[Records shown]:

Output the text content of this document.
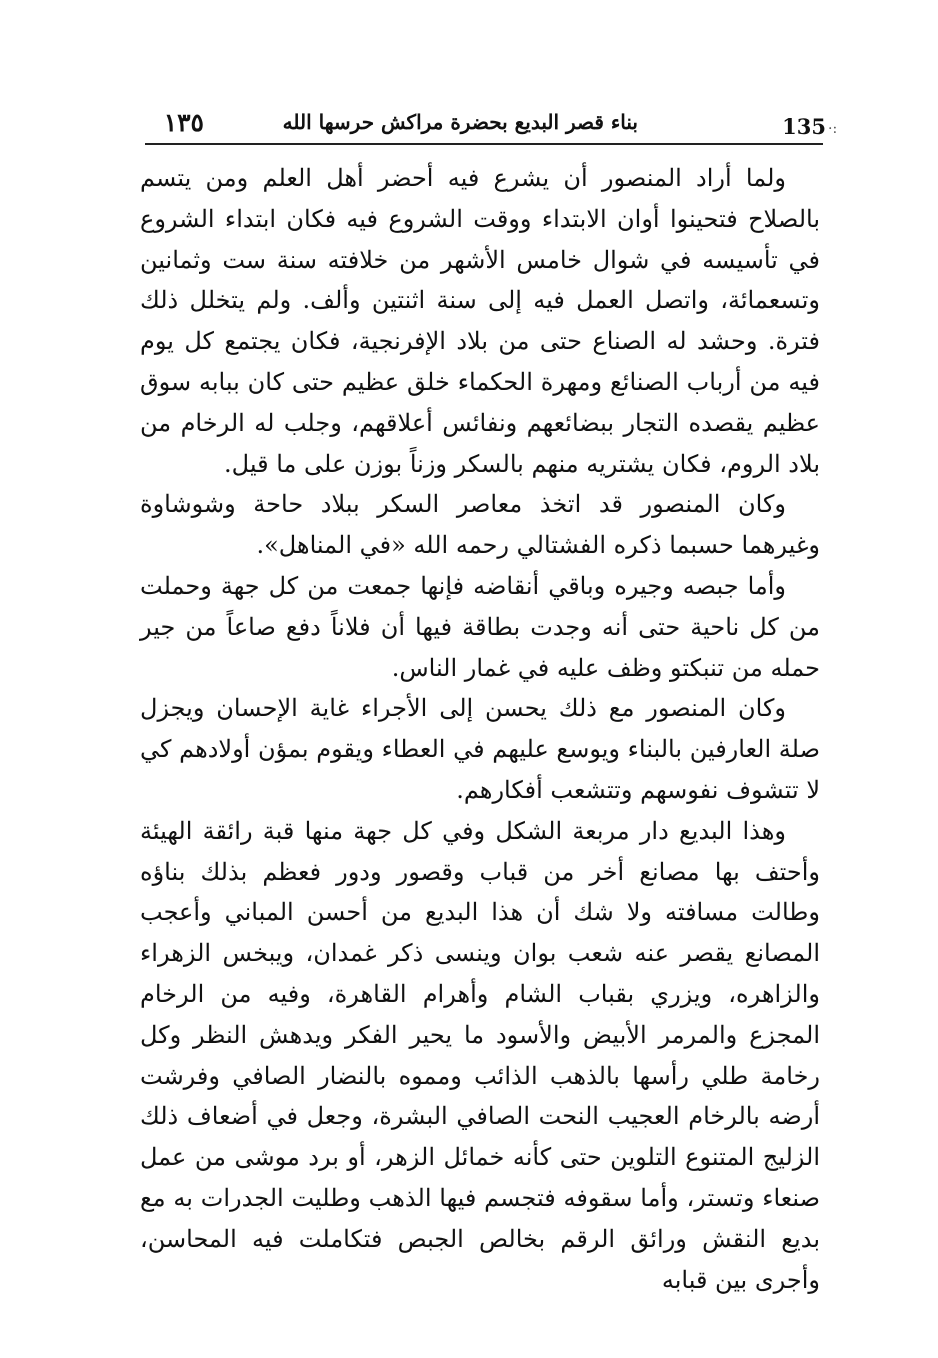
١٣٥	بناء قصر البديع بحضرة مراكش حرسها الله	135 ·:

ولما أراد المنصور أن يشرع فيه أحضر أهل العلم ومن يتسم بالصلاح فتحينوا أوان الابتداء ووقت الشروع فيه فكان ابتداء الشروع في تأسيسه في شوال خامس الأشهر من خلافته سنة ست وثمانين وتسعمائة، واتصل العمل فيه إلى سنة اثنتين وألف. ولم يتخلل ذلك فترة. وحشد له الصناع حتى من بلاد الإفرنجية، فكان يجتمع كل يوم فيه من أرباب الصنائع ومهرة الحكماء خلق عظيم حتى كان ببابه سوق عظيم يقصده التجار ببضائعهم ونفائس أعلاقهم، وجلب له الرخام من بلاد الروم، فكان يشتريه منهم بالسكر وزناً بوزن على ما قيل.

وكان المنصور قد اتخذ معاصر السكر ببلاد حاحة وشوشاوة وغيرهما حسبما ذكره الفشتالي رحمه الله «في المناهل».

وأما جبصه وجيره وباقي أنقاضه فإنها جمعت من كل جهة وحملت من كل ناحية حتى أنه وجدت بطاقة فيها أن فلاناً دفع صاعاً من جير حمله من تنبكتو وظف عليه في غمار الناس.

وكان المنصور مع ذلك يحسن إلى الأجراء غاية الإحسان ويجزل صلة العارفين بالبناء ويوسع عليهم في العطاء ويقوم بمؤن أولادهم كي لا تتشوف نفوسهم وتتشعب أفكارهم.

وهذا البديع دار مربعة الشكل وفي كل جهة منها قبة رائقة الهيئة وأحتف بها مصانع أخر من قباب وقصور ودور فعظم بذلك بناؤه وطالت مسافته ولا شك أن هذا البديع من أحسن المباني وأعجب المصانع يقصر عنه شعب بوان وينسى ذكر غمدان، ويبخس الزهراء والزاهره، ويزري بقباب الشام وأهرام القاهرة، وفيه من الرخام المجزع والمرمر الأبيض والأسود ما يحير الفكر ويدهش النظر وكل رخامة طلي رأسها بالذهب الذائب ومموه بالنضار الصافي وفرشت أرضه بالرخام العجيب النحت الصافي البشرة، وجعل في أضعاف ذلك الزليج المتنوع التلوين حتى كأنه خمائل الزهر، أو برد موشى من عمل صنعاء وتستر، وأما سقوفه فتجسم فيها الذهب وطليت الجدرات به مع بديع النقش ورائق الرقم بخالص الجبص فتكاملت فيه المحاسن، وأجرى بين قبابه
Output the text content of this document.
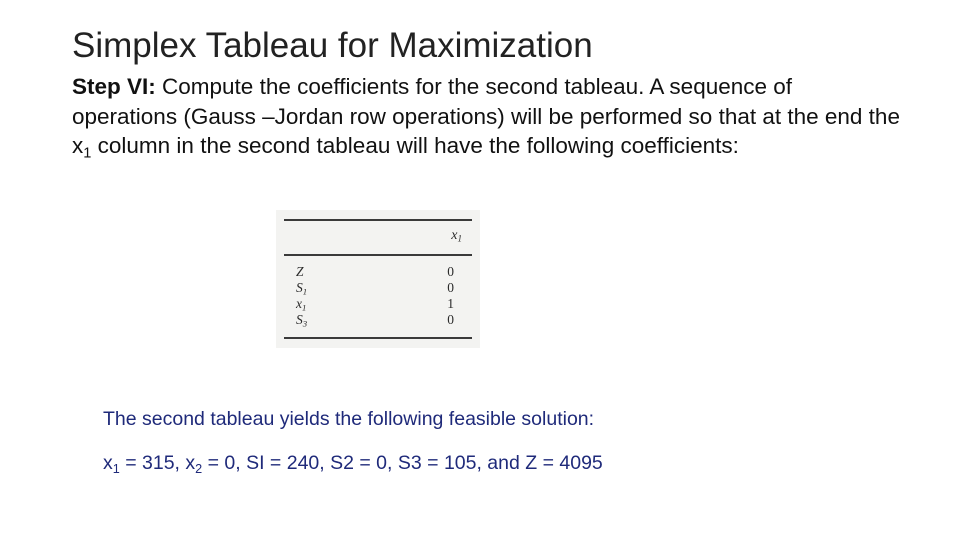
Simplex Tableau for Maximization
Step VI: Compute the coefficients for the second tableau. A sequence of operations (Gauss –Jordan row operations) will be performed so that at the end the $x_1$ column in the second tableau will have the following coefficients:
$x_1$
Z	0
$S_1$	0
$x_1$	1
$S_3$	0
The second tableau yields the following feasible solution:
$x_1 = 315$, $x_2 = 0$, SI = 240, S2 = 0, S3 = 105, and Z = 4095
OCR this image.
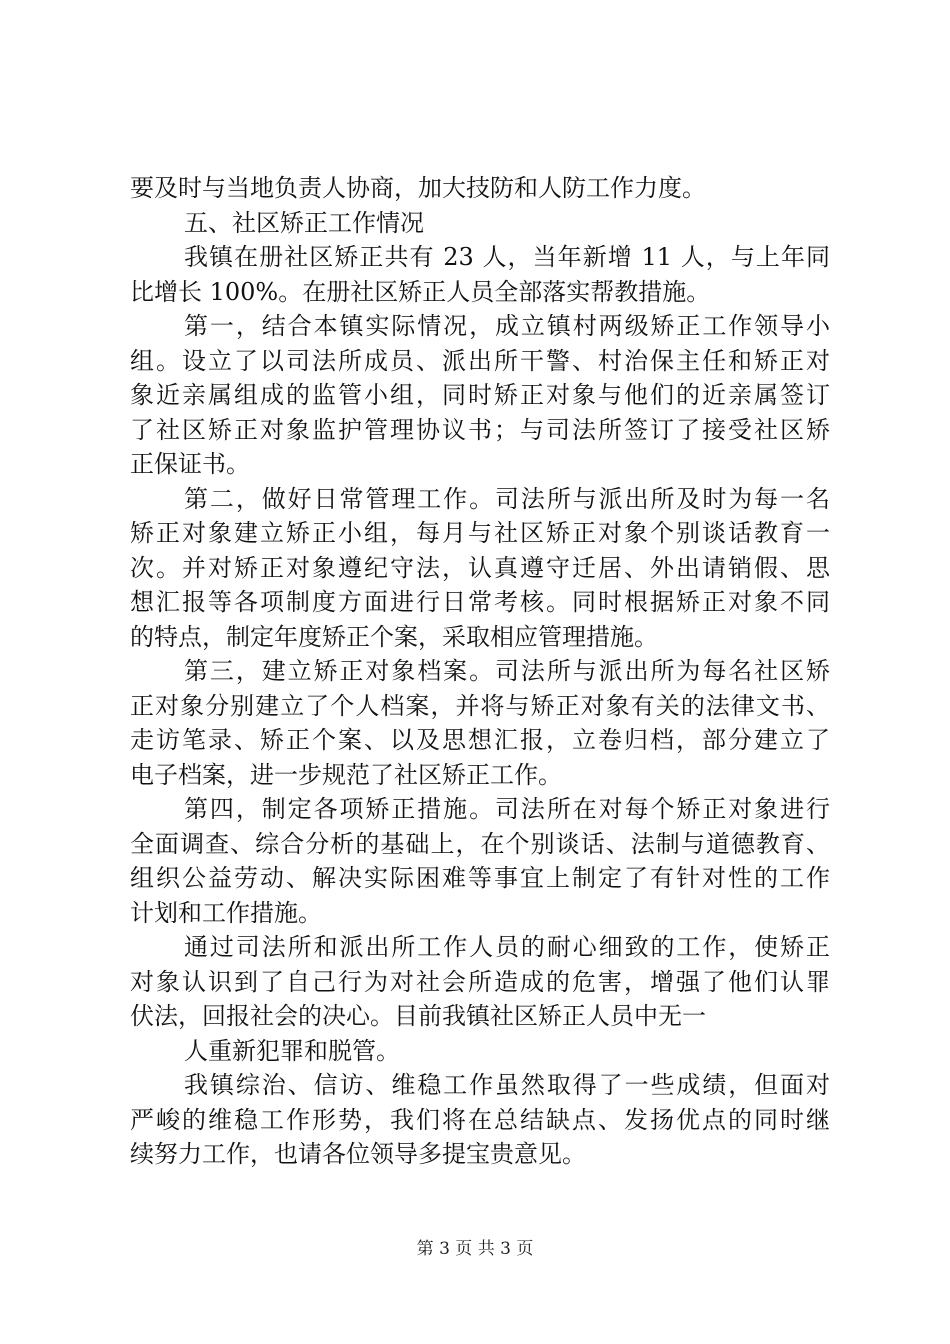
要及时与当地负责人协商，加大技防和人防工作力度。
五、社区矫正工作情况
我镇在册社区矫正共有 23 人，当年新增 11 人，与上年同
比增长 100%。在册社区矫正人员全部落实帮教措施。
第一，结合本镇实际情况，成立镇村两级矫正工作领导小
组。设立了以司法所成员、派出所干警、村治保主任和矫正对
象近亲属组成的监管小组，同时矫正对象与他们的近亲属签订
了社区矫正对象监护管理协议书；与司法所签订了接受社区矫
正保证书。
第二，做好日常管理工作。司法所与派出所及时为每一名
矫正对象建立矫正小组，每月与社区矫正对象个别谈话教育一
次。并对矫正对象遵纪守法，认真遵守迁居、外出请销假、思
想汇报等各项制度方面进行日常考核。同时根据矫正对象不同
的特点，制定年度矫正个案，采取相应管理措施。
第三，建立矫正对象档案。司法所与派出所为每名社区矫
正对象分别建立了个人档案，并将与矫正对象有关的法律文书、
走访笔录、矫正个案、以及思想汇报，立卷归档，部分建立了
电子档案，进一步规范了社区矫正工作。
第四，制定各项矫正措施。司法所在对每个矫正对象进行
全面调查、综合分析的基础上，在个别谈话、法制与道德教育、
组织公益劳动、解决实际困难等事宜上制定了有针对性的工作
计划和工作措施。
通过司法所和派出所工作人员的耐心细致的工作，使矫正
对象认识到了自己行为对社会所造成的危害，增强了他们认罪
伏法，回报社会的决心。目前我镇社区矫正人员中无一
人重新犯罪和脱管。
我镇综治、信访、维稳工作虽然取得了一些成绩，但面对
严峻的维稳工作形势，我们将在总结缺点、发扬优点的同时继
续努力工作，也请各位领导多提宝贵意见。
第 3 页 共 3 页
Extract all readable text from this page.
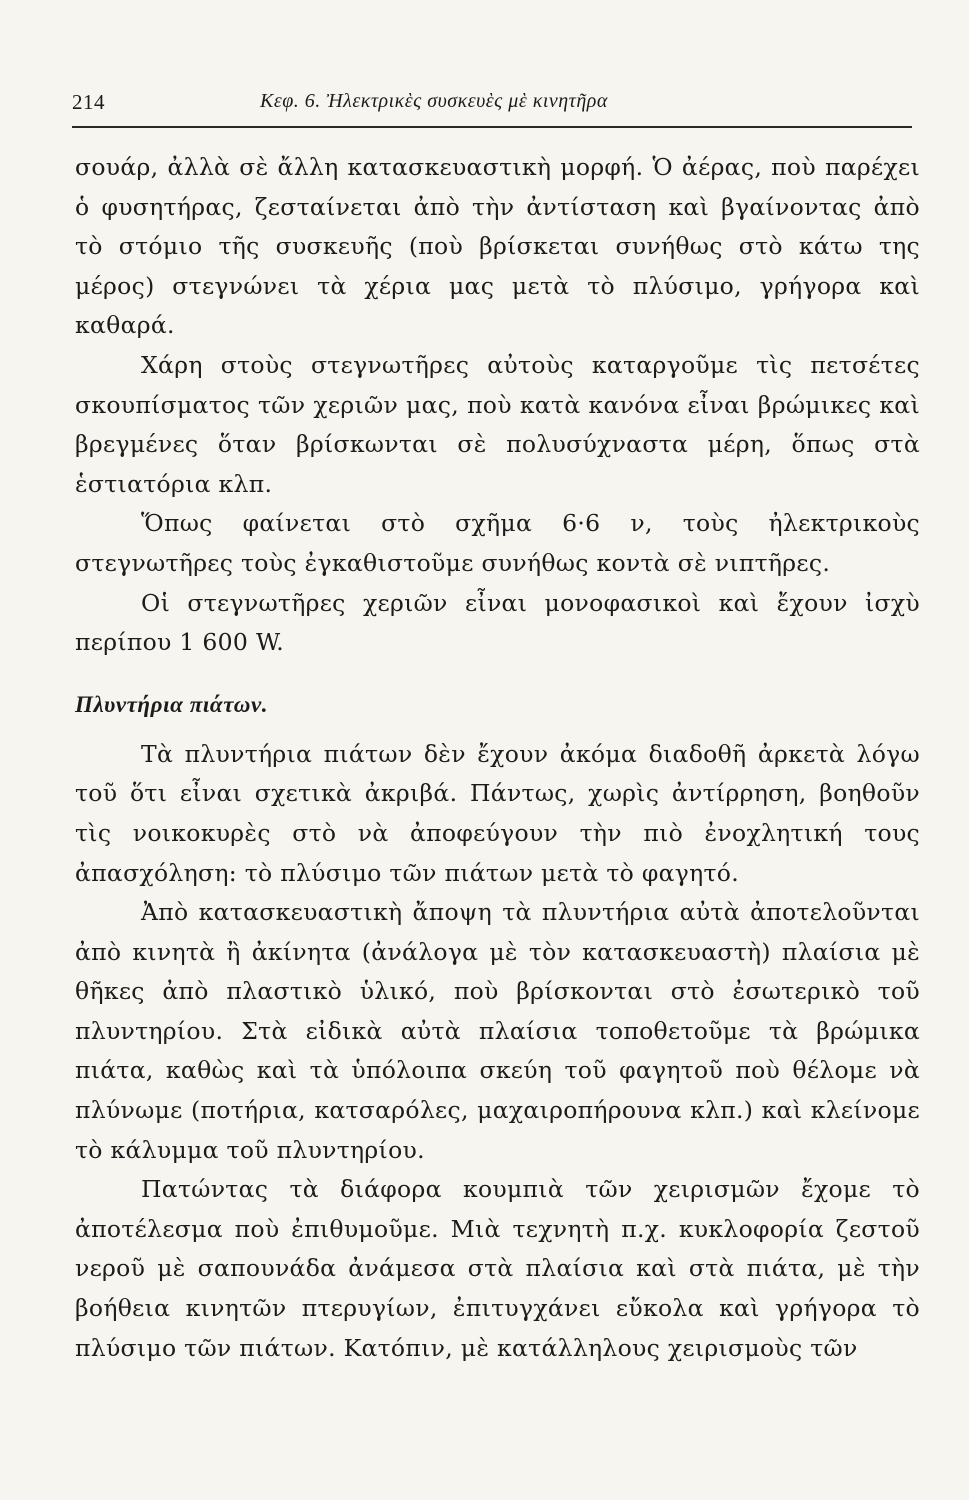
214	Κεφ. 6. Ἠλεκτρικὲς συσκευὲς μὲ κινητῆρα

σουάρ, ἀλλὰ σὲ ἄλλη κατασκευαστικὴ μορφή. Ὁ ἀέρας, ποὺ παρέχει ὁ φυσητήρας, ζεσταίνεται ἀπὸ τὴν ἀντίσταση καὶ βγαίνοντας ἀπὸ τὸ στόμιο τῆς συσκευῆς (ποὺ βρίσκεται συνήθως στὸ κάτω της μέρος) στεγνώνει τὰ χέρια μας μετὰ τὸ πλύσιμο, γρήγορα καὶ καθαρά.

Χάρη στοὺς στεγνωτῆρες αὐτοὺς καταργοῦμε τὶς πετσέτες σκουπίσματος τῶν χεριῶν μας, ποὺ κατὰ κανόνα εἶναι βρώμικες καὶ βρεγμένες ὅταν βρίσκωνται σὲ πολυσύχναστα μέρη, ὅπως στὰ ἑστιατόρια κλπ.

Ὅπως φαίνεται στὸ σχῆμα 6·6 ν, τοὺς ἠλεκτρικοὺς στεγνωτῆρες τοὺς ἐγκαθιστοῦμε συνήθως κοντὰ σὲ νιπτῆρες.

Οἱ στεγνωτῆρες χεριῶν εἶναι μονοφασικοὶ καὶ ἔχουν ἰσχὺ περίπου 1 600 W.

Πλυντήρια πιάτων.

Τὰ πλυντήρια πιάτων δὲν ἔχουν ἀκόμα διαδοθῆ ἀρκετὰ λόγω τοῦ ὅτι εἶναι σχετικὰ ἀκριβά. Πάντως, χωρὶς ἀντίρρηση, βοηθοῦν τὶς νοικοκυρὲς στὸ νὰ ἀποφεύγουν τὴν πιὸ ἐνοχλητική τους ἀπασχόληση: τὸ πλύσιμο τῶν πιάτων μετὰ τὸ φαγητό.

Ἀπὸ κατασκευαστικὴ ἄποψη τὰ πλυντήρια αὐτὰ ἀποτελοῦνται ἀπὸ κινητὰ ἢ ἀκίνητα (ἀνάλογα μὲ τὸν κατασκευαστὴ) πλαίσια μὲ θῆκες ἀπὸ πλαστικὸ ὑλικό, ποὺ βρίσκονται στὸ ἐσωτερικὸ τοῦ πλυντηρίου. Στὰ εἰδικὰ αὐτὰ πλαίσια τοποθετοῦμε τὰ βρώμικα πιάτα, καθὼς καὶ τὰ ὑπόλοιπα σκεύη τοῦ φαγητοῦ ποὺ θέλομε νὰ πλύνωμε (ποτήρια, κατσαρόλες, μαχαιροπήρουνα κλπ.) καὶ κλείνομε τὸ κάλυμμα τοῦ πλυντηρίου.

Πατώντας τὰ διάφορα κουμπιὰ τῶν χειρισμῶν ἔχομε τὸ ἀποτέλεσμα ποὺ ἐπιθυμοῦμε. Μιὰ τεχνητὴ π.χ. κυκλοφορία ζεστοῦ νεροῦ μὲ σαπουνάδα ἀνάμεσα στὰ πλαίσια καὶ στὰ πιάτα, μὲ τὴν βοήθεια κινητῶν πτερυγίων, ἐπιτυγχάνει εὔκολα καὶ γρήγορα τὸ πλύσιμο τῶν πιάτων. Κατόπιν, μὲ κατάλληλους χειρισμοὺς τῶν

[Your goal]:
Pick out every line above that holds the word "وكان" and copy it.

[Solved problem]:
وكان المنصور قد اتخذ معاصر السكر ببلاد حاحة وشوشاوة وغيرهما حسبما ذكره الفشتالي رحمه الله «في المناهل».
وكان المنصور مع ذلك يحسن إلى الأجراء غاية الإحسان ويجزل صلة العارفين بالبناء ويوسع عليهم في العطاء ويقوم بمؤن أولادهم كي لا تتشوف نفوسهم وتتشعب أفكارهم.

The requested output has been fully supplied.